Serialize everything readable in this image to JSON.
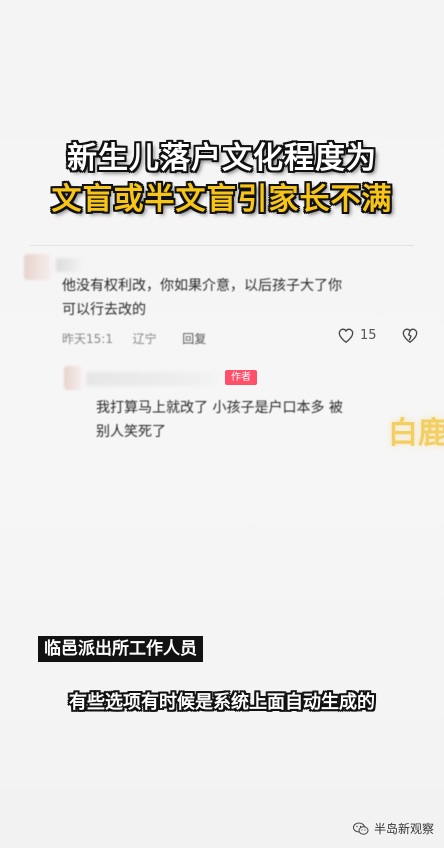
{
  "headline": {
    "line1": "新生儿落户文化程度为",
    "line2": "文盲或半文盲引家长不满"
  },
  "comment": {
    "text_line1": "他没有权利改，你如果介意，以后孩子大了你",
    "text_line2": "可以行去改的",
    "time": "昨天15:1",
    "location": "辽宁",
    "reply_label": "回复",
    "like_count": "15"
  },
  "reply": {
    "author_badge": "作者",
    "text_line1": "我打算马上就改了 小孩子是户口本多 被",
    "text_line2": "别人笑死了"
  },
  "watermark": "白鹿",
  "caption": {
    "speaker_label": "临邑派出所工作人员",
    "subtitle": "有些选项有时候是系统上面自动生成的"
  },
  "source": {
    "name": "半岛新观察",
    "icon": "wechat-icon"
  }
}
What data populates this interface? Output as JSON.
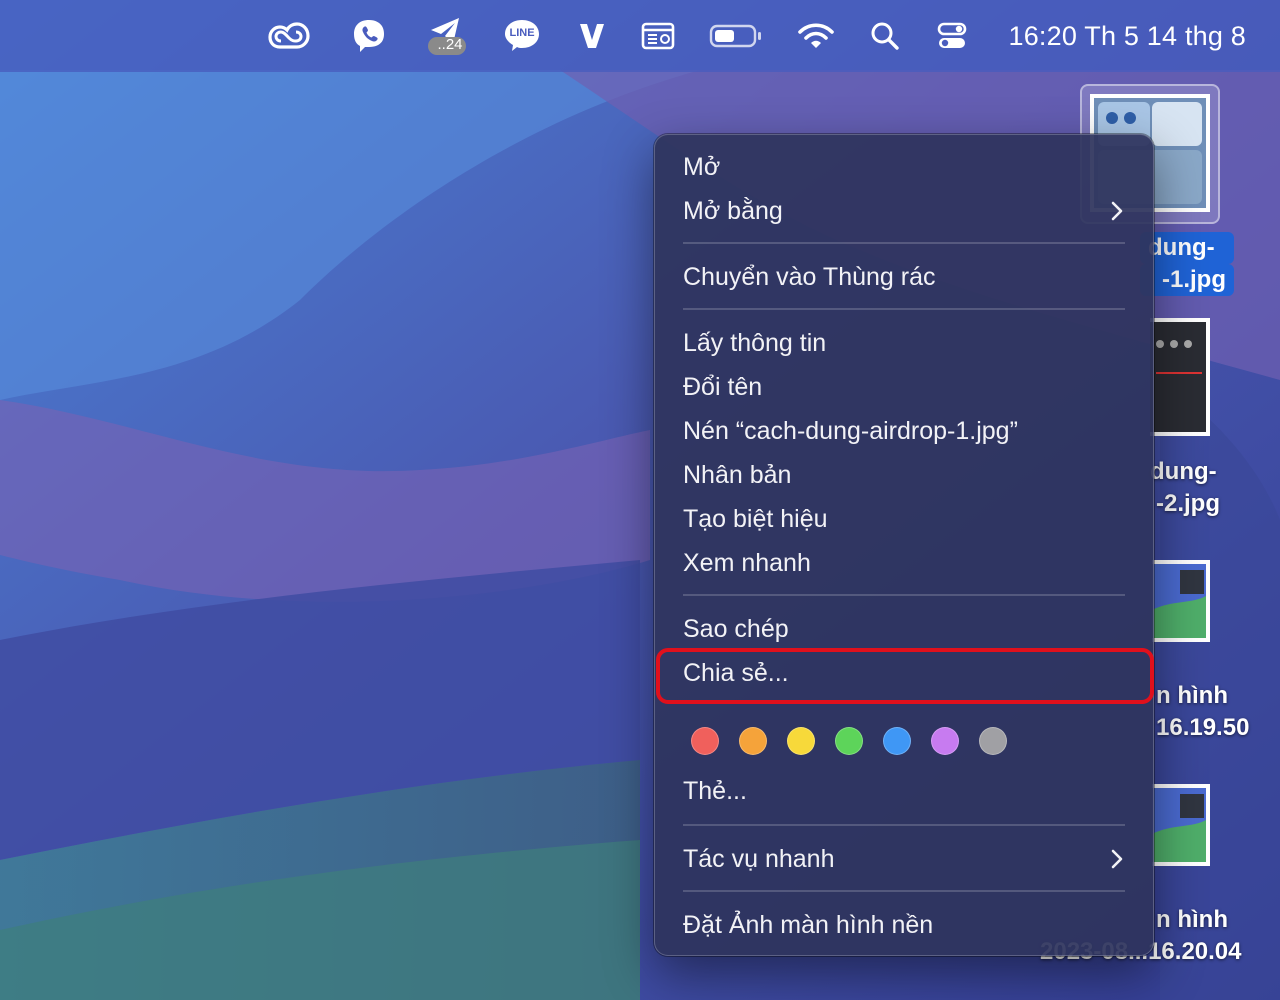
{
  "menubar": {
    "clock": "16:20 Th 5 14 thg 8",
    "telegram_badge": "..24",
    "line_label": "LINE",
    "icons": [
      "creative-cloud-icon",
      "viber-icon",
      "telegram-icon",
      "line-icon",
      "v-app-icon",
      "keyboard-shortcut-icon",
      "battery-icon",
      "wifi-icon",
      "search-icon",
      "control-center-icon"
    ]
  },
  "desktop": {
    "files": [
      {
        "label_line1": "dung-",
        "label_line2": "-1.jpg",
        "selected": true
      },
      {
        "label_line1": "dung-",
        "label_line2": "-2.jpg",
        "selected": false
      },
      {
        "label_line1": "n hình",
        "label_line2": "16.19.50",
        "selected": false
      },
      {
        "label_line1": "n hình",
        "label_line2": "2023-08...16.20.04",
        "selected": false
      }
    ]
  },
  "context_menu": {
    "open": "Mở",
    "open_with": "Mở bằng",
    "move_to_trash": "Chuyển vào Thùng rác",
    "get_info": "Lấy thông tin",
    "rename": "Đổi tên",
    "compress": "Nén “cach-dung-airdrop-1.jpg”",
    "duplicate": "Nhân bản",
    "make_alias": "Tạo biệt hiệu",
    "quick_look": "Xem nhanh",
    "copy": "Sao chép",
    "share": "Chia sẻ...",
    "tags": "Thẻ...",
    "quick_actions": "Tác vụ nhanh",
    "set_desktop_picture": "Đặt Ảnh màn hình nền",
    "tag_colors": [
      "#f0605c",
      "#f5a33a",
      "#f7d93a",
      "#5dd45a",
      "#3f97f5",
      "#c77bf0",
      "#a0a0a4"
    ]
  }
}
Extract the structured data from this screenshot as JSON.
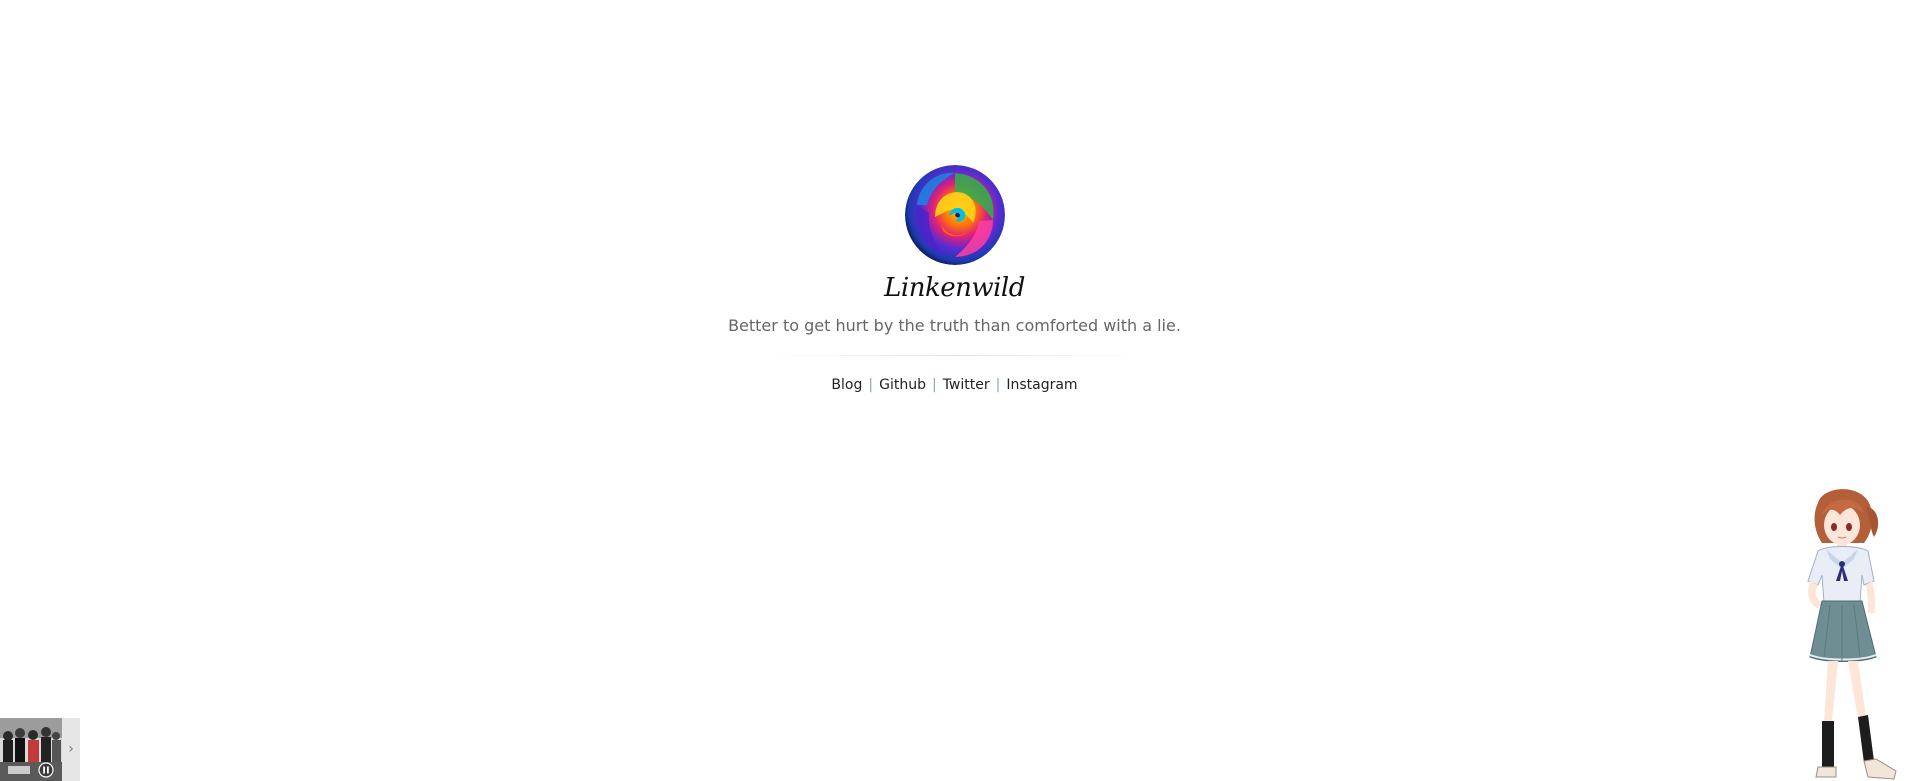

:::::

## Exercise brief
Read the entries and show each line that mentions "data".

## Final answer
What data populates this interface? Output as JSON.
Extract the structured data from this screenshot as JSON.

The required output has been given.